### Task directions
All lines in the records below that hold "sido" are to be shown.

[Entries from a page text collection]

>>>

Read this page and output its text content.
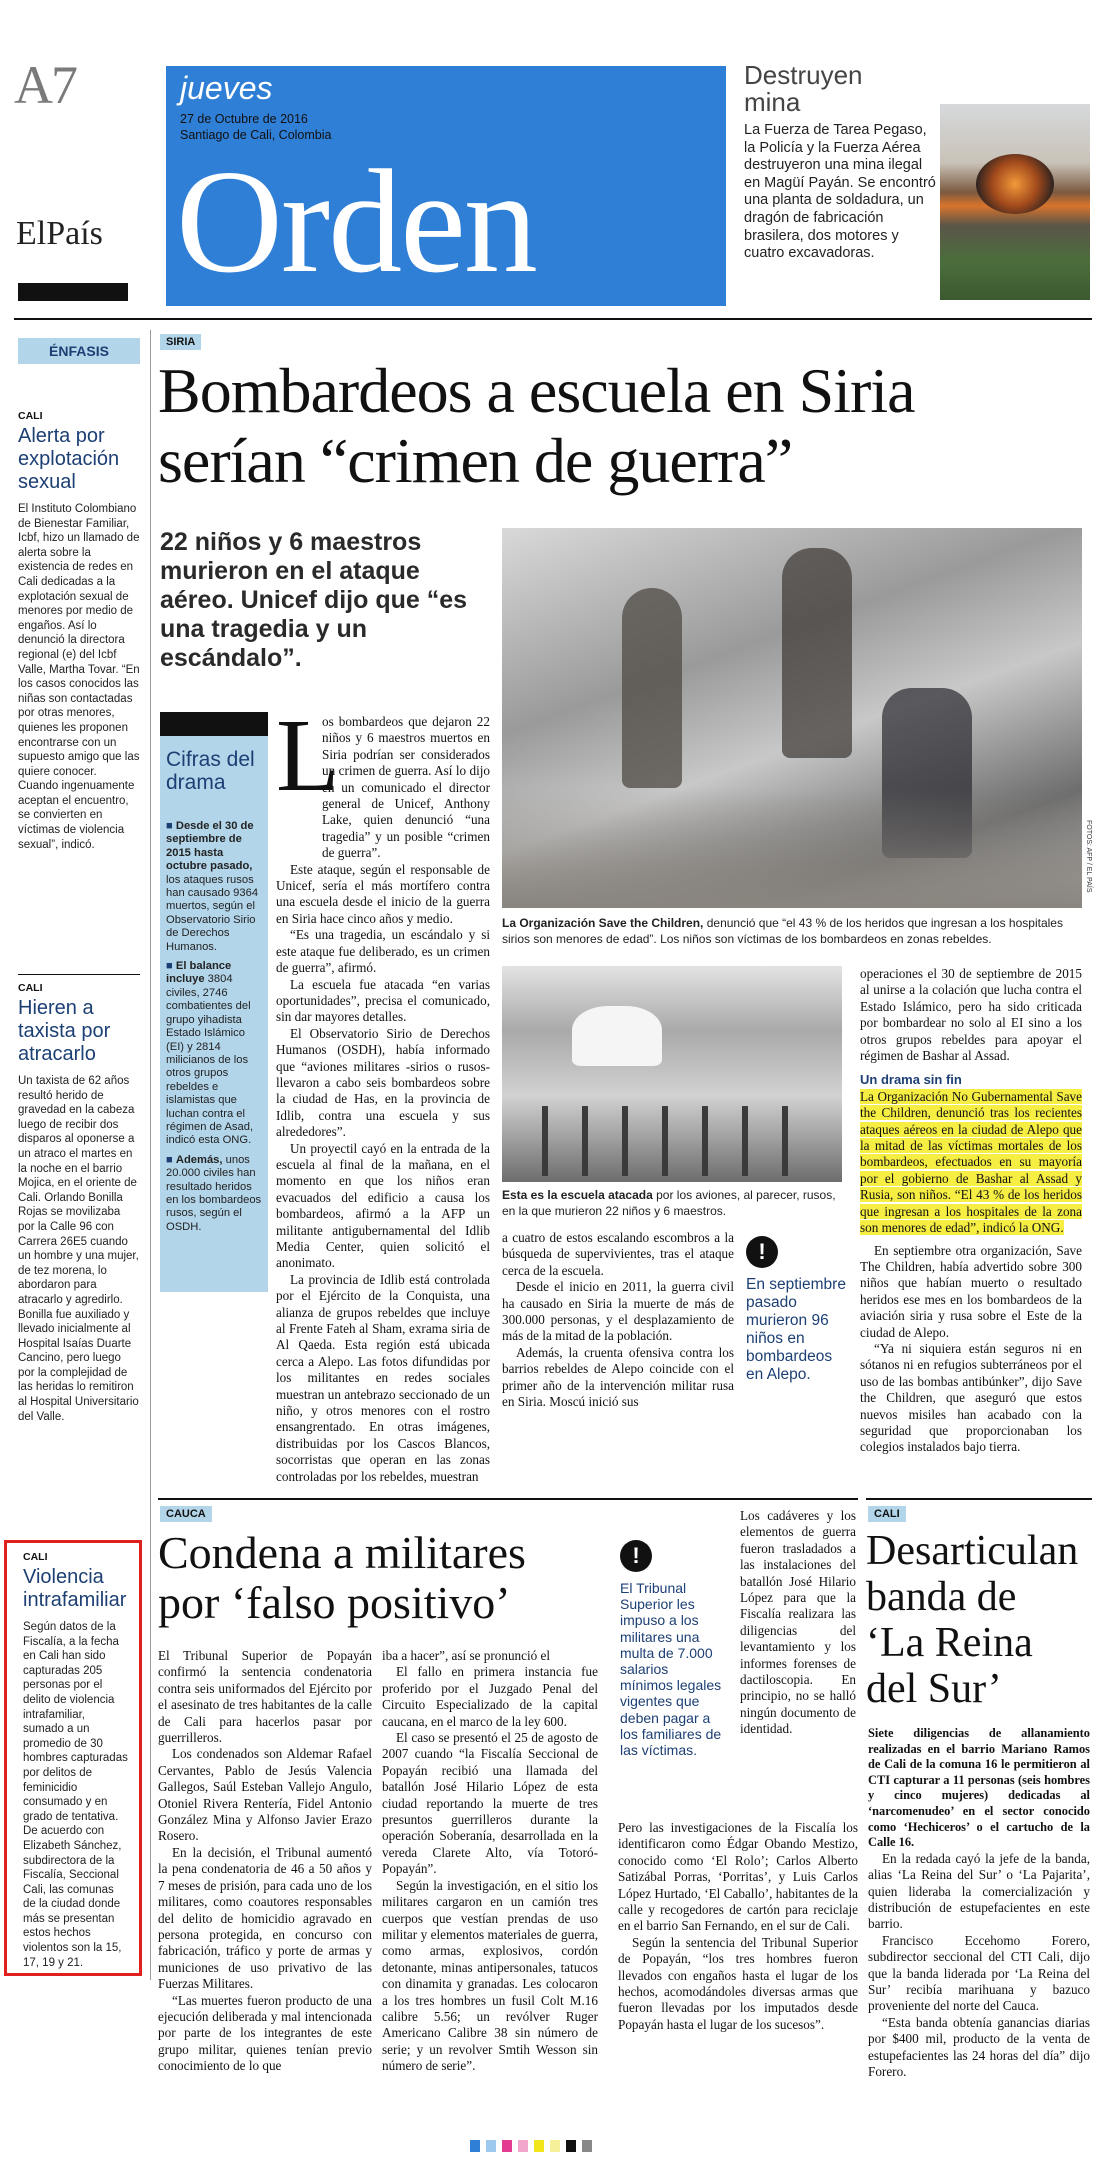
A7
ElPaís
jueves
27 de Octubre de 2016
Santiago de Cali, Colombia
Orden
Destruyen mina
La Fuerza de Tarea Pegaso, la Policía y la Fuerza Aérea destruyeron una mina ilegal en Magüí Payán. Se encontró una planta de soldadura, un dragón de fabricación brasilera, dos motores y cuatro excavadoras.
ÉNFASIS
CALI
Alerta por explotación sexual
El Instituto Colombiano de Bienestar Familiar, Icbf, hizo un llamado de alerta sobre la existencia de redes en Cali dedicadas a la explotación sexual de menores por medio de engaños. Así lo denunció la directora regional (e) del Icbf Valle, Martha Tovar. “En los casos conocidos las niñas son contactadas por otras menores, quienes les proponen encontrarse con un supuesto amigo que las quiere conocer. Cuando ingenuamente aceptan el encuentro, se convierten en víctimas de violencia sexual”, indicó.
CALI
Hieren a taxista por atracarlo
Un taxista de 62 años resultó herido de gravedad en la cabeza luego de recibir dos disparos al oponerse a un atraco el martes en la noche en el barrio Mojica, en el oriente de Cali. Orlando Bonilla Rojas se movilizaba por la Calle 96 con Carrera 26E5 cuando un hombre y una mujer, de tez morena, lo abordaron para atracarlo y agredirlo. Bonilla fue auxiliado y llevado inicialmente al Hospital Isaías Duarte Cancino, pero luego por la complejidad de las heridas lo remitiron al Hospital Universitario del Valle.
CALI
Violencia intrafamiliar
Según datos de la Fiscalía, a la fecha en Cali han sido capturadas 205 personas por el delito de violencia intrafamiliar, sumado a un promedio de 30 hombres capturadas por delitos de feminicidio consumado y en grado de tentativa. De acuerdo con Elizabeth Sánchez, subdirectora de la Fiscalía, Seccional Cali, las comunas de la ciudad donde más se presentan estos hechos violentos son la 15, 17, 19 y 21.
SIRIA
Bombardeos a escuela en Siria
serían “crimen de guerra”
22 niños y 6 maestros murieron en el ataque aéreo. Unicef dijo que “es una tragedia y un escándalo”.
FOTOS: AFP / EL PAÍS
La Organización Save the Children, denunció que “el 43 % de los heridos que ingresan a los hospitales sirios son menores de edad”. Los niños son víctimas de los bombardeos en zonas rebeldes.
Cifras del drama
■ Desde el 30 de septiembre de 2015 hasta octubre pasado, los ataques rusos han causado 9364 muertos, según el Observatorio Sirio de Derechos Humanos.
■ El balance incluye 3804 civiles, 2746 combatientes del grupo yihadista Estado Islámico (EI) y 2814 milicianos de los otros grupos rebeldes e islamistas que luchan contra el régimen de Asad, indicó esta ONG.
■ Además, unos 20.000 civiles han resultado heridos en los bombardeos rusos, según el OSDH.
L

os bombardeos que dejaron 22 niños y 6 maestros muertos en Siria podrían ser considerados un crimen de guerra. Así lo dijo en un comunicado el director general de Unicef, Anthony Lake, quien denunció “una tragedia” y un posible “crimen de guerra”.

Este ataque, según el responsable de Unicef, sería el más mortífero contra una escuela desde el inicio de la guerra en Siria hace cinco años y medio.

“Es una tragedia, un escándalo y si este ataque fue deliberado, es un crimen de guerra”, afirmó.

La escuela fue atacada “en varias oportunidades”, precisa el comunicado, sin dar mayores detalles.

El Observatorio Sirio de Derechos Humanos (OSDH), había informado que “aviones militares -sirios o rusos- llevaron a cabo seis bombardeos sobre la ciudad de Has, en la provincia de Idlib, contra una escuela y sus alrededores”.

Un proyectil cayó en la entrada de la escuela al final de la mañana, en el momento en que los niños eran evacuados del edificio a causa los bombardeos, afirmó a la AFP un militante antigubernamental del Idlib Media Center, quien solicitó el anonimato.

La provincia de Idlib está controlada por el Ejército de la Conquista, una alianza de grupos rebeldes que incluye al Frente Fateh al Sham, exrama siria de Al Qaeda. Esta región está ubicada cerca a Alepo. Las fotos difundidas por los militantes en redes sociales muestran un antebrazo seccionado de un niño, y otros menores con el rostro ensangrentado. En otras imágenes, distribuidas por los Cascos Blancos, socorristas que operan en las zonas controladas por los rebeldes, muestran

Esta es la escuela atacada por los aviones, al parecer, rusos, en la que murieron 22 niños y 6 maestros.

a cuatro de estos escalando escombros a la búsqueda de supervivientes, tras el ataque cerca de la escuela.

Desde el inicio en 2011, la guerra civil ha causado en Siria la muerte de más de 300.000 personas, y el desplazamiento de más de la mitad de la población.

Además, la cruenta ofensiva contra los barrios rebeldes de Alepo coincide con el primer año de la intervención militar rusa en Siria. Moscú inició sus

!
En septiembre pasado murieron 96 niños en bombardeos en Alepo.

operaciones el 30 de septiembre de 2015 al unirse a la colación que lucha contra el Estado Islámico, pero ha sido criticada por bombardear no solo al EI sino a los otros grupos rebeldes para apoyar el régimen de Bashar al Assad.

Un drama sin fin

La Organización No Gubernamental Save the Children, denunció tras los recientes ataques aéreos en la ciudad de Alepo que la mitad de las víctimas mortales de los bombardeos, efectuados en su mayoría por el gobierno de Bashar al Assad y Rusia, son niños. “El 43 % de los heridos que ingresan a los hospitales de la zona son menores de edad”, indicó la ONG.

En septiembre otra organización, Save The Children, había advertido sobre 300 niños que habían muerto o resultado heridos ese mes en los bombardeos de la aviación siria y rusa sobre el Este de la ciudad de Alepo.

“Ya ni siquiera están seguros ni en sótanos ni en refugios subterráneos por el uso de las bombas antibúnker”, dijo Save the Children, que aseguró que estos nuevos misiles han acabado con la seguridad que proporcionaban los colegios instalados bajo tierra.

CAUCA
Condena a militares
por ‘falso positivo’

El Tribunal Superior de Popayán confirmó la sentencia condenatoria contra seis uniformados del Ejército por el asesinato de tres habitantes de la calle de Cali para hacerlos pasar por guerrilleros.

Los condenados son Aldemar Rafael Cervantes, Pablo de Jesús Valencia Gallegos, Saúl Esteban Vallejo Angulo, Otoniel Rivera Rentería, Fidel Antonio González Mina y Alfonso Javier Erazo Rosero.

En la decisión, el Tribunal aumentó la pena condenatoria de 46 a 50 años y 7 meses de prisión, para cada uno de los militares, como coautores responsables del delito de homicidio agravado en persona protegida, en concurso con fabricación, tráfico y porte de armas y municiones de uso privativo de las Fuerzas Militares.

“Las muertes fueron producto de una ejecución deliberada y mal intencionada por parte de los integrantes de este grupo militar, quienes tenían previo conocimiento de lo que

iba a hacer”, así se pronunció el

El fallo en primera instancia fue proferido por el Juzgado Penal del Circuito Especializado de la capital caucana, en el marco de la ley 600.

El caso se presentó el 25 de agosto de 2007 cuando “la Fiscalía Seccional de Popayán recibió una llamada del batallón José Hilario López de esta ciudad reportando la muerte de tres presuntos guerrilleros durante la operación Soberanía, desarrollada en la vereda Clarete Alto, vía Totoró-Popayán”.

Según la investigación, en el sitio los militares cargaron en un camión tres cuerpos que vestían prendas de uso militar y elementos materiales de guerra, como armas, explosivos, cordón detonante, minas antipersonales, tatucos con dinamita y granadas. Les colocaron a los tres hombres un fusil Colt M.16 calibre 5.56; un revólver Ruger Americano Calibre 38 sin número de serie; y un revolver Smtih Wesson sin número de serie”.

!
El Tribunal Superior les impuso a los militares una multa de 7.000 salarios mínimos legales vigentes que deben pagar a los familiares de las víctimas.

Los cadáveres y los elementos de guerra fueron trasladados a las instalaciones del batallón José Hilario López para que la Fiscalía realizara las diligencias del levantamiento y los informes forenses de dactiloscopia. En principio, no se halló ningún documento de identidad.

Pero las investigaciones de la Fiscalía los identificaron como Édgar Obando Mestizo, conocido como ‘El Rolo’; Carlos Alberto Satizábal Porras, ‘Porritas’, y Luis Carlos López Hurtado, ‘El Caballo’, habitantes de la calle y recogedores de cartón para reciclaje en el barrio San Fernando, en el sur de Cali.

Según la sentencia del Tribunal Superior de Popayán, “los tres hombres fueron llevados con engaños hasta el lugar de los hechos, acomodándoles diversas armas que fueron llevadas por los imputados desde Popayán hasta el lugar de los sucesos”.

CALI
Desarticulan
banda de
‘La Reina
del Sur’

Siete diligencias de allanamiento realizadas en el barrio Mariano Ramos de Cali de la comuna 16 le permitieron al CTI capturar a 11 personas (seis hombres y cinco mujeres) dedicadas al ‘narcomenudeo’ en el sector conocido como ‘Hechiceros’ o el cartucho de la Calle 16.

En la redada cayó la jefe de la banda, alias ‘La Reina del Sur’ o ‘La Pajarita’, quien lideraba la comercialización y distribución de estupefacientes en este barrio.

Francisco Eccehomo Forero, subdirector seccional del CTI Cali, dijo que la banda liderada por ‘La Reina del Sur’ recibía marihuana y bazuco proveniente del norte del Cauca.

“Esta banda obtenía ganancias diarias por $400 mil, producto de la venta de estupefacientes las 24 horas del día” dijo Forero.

<<<

### Written answer
Según datos de la Fiscalía, a la fecha en Cali han sido capturadas 205 personas por el delito de violencia intrafamiliar, sumado a un promedio de 30 hombres capturadas por delitos de feminicidio consumado y en grado de tentativa. De acuerdo con Elizabeth Sánchez, subdirectora de la Fiscalía, Seccional Cali, las comunas de la ciudad donde más se presentan estos hechos violentos son la 15, 17, 19 y 21.
operaciones el 30 de septiembre de 2015 al unirse a la colación que lucha contra el Estado Islámico, pero ha sido criticada por bombardear no solo al EI sino a los otros grupos rebeldes para apoyar el régimen de Bashar al Assad.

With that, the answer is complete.